[ISSN 1974-028X]

[REGISTRAZIONE AL TRIBUNALE CIVILE DI ROMA N° 577/2007 DEL 21 DICEMBRE] *

 

188 / AGOSTO 2023 (CCXIX)


contemporanea

SEMANTICA FASCISTA
SUI CAMBIAMENTI DELLA LINGUA ITALIANA NEL VENTENNIO

di Federica Ambroso

 

Il fascismo riveste grande interesse dal punto di vista linguistico; nel progetto di costruzione di un’Italia nuova, il regime si propose infatti di disciplinare l’intero repertorio linguistico italiano su due direttrici: il controllo della lingua nazionale e la lotta ai dialetti e ai forestierismi.

 

Una delle più importanti battaglie di propaganda del regime fu la diffusione di una lingua comune, nuova, virile, radicata nell’intimità delle persone. Il principio di un’autarchia linguistica assunse un ruolo di primo piano assieme all’educazione dei giovani e al controllo della libertà espressiva, fondamentali per la creazione di un popolo nuovo e coeso che doveva “credere, obbedire, combattere”.
+ + + +
Riporta parola per parola il passo dell'articolo sulla lingua italiana nel Ventennio che comincia con "Il fascismo riveste" e prosegue fino a "e ai forestierismi.". Il materiale non ha alcun rapporto con l'articolo.
+ + + +
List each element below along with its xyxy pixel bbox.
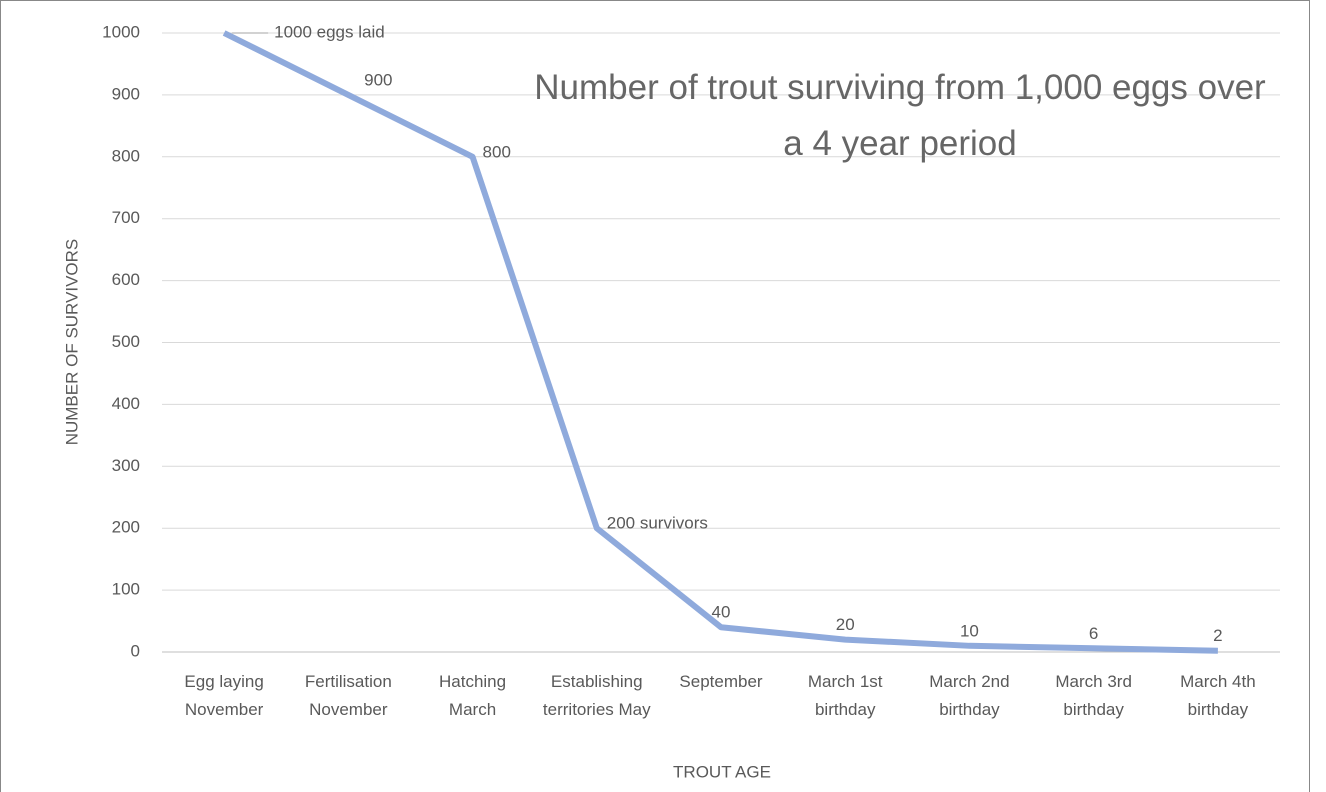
y-tick-label: 800 — [112, 146, 140, 165]
x-tick-label: September — [679, 672, 763, 691]
data-label: 6 — [1089, 624, 1098, 643]
y-tick-label: 100 — [112, 580, 140, 599]
y-axis-title: NUMBER OF SURVIVORS — [62, 239, 81, 446]
x-tick-label: Establishing territories May — [542, 672, 651, 719]
y-tick-label: 900 — [112, 84, 140, 103]
y-tick-label: 700 — [112, 208, 140, 227]
data-label: 10 — [960, 621, 979, 640]
y-tick-label: 1000 — [102, 22, 140, 41]
data-label: 900 — [364, 70, 392, 89]
data-label: 20 — [836, 615, 855, 634]
y-tick-label: 600 — [112, 270, 140, 289]
x-tick-label: Egg laying November — [184, 672, 264, 719]
line — [222, 30, 1218, 654]
x-tick-label: March 1st birthday — [807, 672, 883, 719]
chart-title: Number of trout surviving from 1,000 egg… — [534, 68, 1266, 163]
x-tick-label: March 2nd birthday — [929, 672, 1010, 719]
data-label: 1000 eggs laid — [274, 22, 385, 41]
y-tick-label: 500 — [112, 332, 140, 351]
y-tick-label: 0 — [131, 641, 140, 660]
x-tick-label: Fertilisation November — [304, 672, 392, 719]
y-tick-label: 200 — [112, 518, 140, 537]
y-tick-label: 400 — [112, 394, 140, 413]
data-label: 800 — [483, 142, 511, 161]
x-axis-title: TROUT AGE — [673, 762, 771, 781]
x-tick-label: March 4th birthday — [1180, 672, 1256, 719]
x-tick-label: Hatching March — [438, 672, 507, 719]
data-label: 40 — [712, 603, 731, 622]
data-label: 200 survivors — [607, 514, 708, 533]
data-label: 2 — [1213, 626, 1222, 645]
x-tick-label: March 3rd birthday — [1055, 672, 1132, 719]
y-tick-label: 300 — [112, 456, 140, 475]
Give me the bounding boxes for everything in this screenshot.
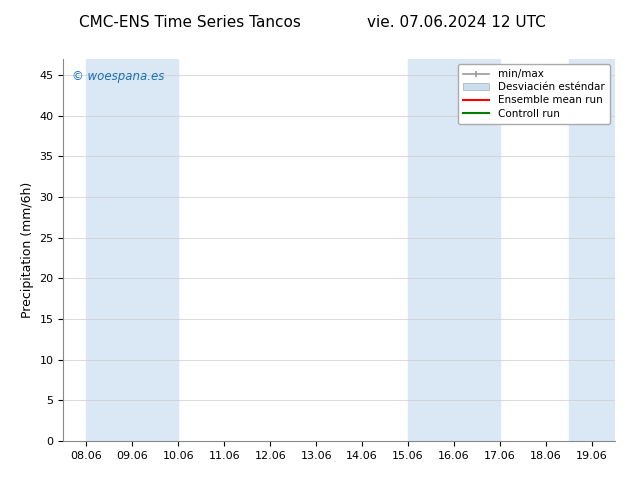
- Y-axis label: Precipitation (mm/6h): Precipitation (mm/6h): [21, 182, 34, 318]
- Text: vie. 07.06.2024 12 UTC: vie. 07.06.2024 12 UTC: [367, 15, 546, 29]
- Bar: [408, 59, 500, 441]
- Text: © woespana.es: © woespana.es: [72, 70, 164, 83]
- Legend: min/max, Desviacién esténdar, Ensemble mean run, Controll run: min/max, Desviacién esténdar, Ensemble m…: [458, 64, 610, 124]
- Bar: [86, 59, 178, 441]
- Bar: [569, 59, 634, 441]
- Text: CMC-ENS Time Series Tancos: CMC-ENS Time Series Tancos: [79, 15, 301, 29]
+ + + +
**SOLUZIONE COMPLETA:**
Il fascismo riveste grande interesse dal punto di vista linguistico; nel progetto di costruzione di un’Italia nuova, il regime si propose infatti di disciplinare l’intero repertorio linguistico italiano su due direttrici: il controllo della lingua nazionale e la lotta ai dialetti e ai forestierismi.